AIM >>
From the material below, list every line containing "June".

— start of RECORDS SUPPLIED —

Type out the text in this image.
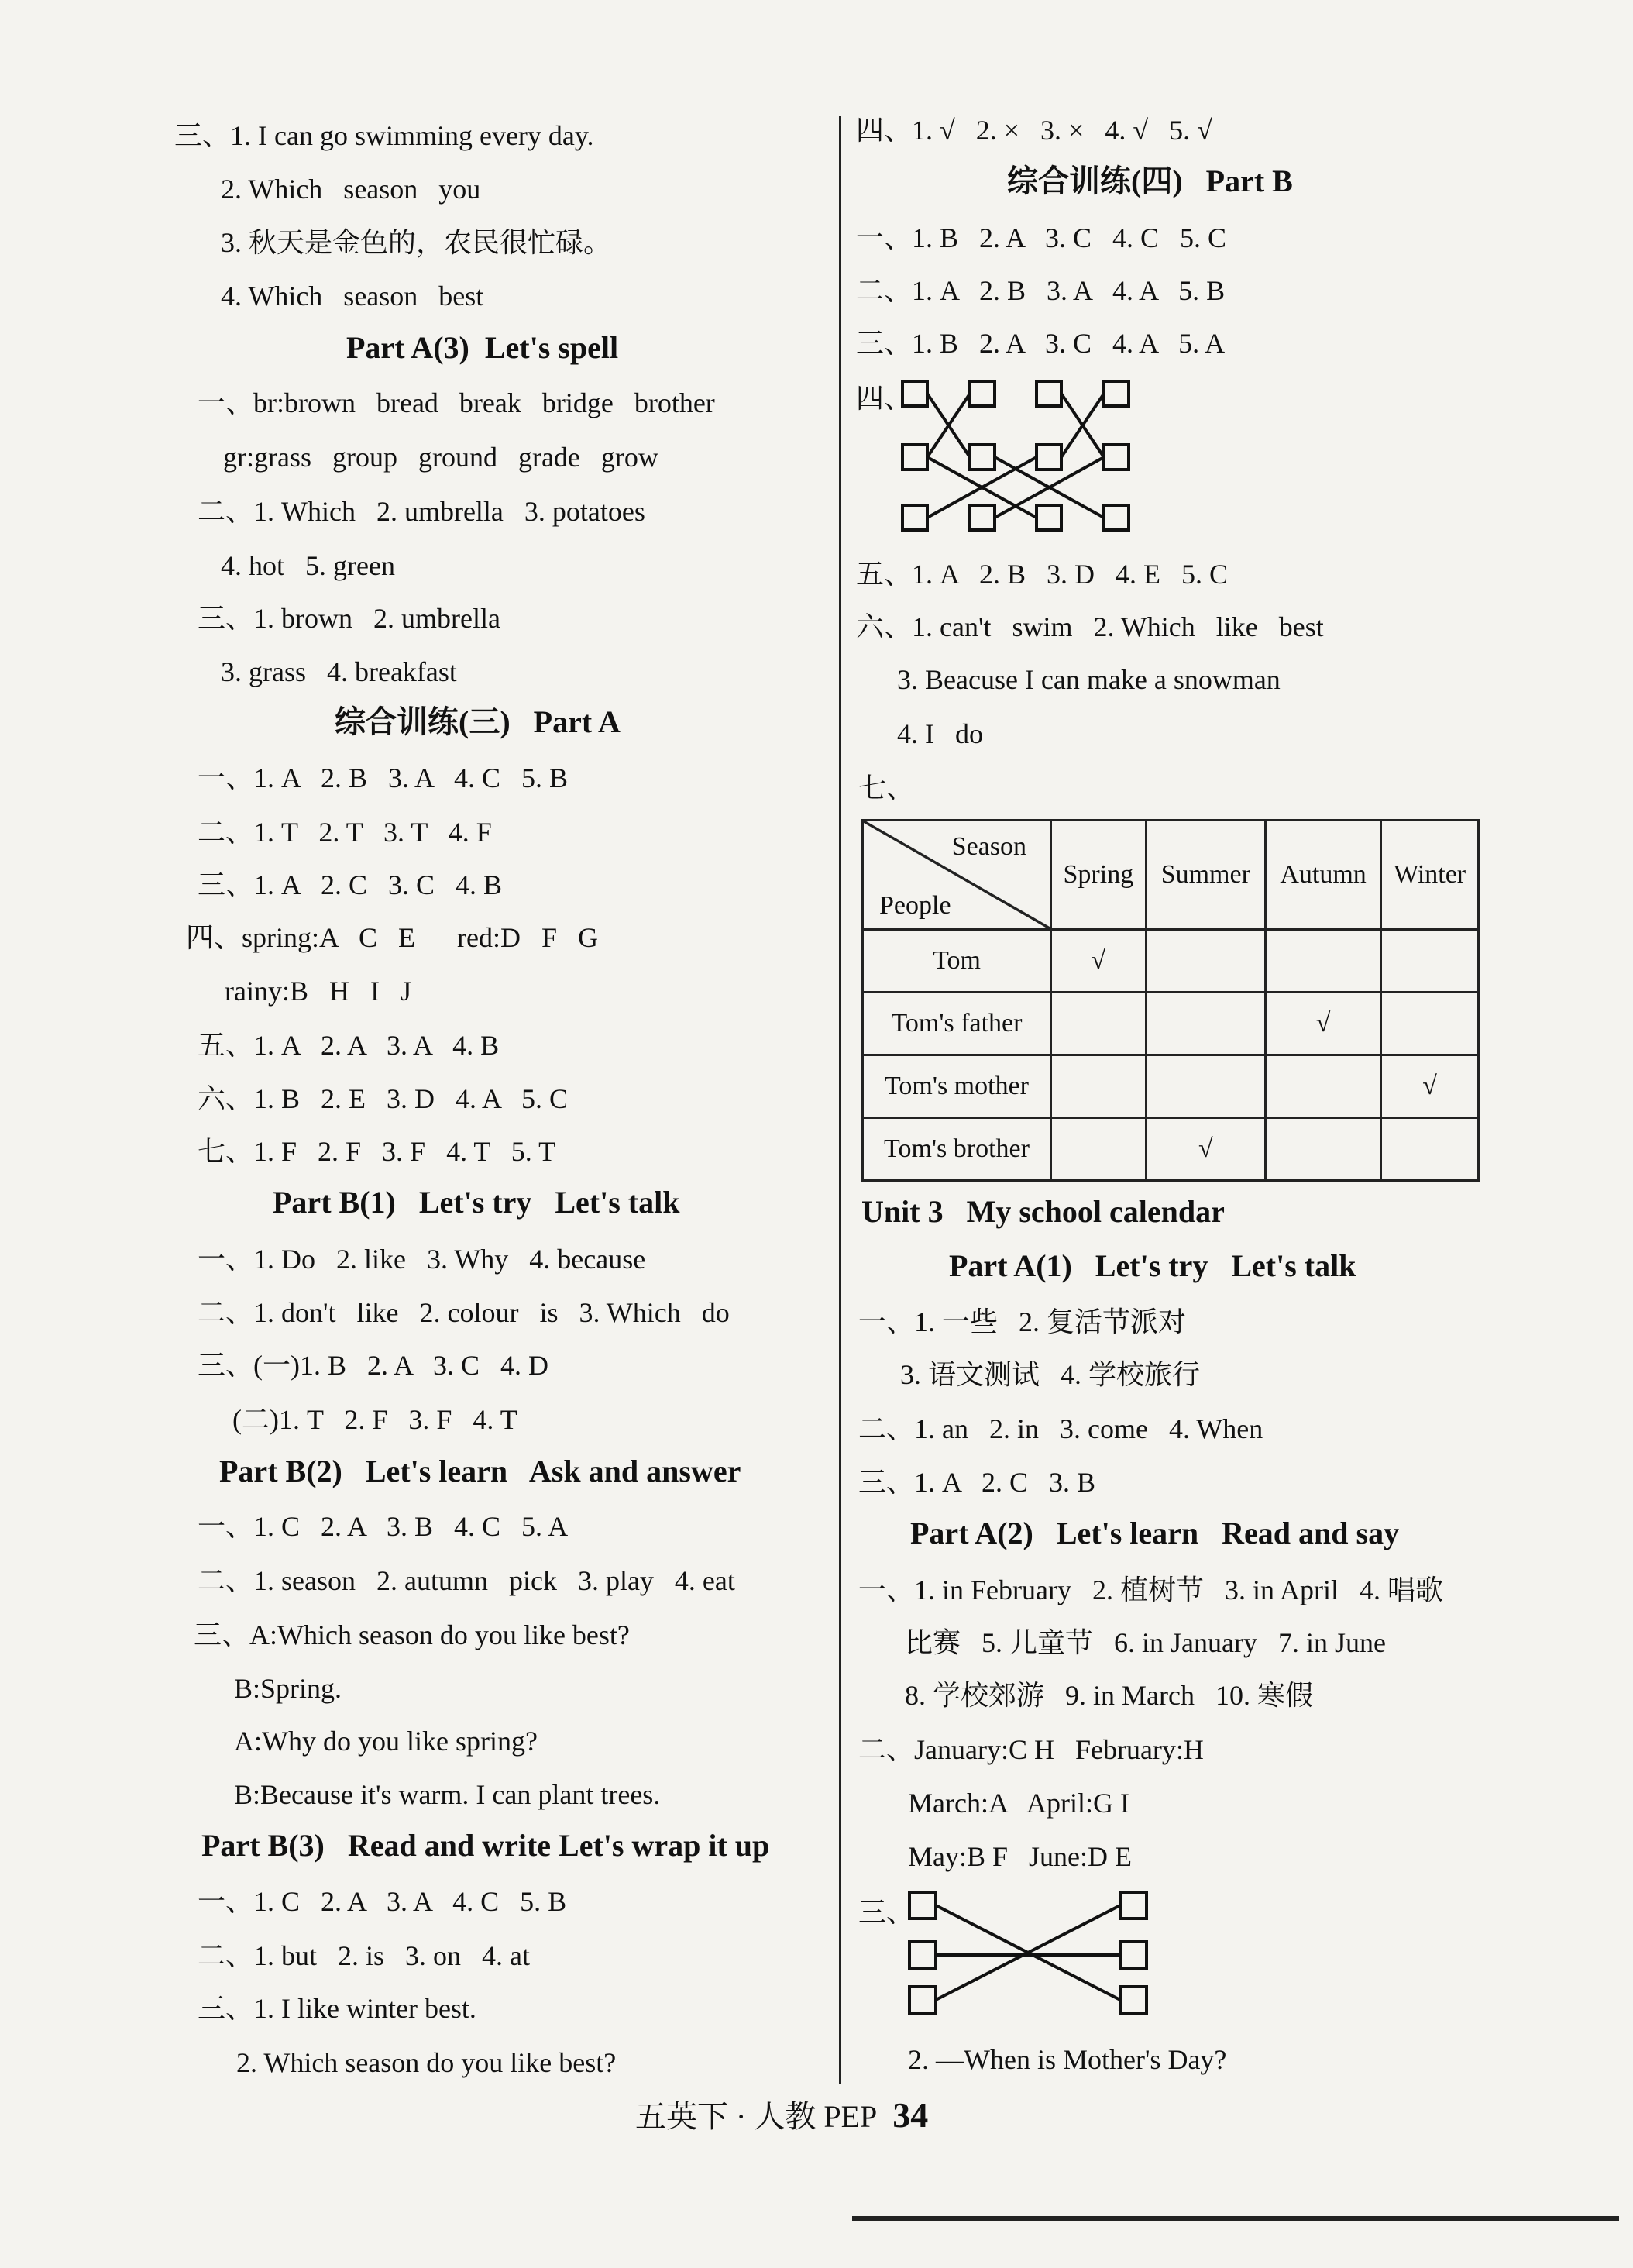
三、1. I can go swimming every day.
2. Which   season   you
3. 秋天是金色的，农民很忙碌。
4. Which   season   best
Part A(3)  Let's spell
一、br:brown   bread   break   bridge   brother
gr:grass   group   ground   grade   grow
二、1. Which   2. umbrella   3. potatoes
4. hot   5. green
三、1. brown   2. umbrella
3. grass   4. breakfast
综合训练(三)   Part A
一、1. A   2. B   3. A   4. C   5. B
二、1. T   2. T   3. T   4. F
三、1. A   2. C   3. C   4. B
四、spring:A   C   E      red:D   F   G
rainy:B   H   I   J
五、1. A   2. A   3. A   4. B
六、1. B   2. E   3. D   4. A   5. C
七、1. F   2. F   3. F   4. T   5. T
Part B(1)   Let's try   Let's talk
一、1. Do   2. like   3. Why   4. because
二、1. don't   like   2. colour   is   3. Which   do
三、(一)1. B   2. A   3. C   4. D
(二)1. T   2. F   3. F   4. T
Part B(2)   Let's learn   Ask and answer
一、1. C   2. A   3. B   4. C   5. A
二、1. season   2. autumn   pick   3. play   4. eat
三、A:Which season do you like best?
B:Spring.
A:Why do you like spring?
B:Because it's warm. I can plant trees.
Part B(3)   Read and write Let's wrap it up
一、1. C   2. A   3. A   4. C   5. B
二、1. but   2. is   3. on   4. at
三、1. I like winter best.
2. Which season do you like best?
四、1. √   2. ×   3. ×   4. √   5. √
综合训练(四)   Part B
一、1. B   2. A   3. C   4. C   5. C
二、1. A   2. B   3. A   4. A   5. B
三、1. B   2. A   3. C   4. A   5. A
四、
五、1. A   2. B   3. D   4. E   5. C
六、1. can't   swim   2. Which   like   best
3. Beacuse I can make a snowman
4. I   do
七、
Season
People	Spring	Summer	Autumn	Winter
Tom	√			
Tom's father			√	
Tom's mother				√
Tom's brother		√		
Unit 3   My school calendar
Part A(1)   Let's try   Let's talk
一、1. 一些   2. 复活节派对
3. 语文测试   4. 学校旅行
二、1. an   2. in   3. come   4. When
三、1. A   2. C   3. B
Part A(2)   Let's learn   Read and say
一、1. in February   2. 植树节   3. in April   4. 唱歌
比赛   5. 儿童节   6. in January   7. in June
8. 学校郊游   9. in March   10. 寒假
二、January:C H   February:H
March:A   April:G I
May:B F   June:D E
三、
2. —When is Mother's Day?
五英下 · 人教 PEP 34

— end of RECORDS SUPPLIED —
— start of RECORDS SUPPLIED —

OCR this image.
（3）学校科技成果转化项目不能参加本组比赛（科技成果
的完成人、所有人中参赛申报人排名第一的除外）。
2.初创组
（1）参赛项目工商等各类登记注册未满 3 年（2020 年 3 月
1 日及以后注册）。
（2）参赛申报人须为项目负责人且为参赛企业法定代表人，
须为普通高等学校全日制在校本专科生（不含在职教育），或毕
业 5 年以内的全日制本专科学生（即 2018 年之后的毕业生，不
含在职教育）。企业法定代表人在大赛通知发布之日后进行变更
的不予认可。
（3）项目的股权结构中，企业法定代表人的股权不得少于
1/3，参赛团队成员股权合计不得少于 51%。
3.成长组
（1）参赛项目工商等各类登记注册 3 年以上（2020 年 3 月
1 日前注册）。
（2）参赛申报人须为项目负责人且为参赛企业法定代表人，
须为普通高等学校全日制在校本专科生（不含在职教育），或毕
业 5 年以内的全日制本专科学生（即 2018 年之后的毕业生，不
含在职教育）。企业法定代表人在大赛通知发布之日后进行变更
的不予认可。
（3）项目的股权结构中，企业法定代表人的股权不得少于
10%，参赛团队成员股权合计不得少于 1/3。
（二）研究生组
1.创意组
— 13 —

— end of RECORDS SUPPLIED —

ANSWER TO THIS EXERCISE >>
比赛   5. 儿童节   6. in January   7. in June
May:B F   June:D E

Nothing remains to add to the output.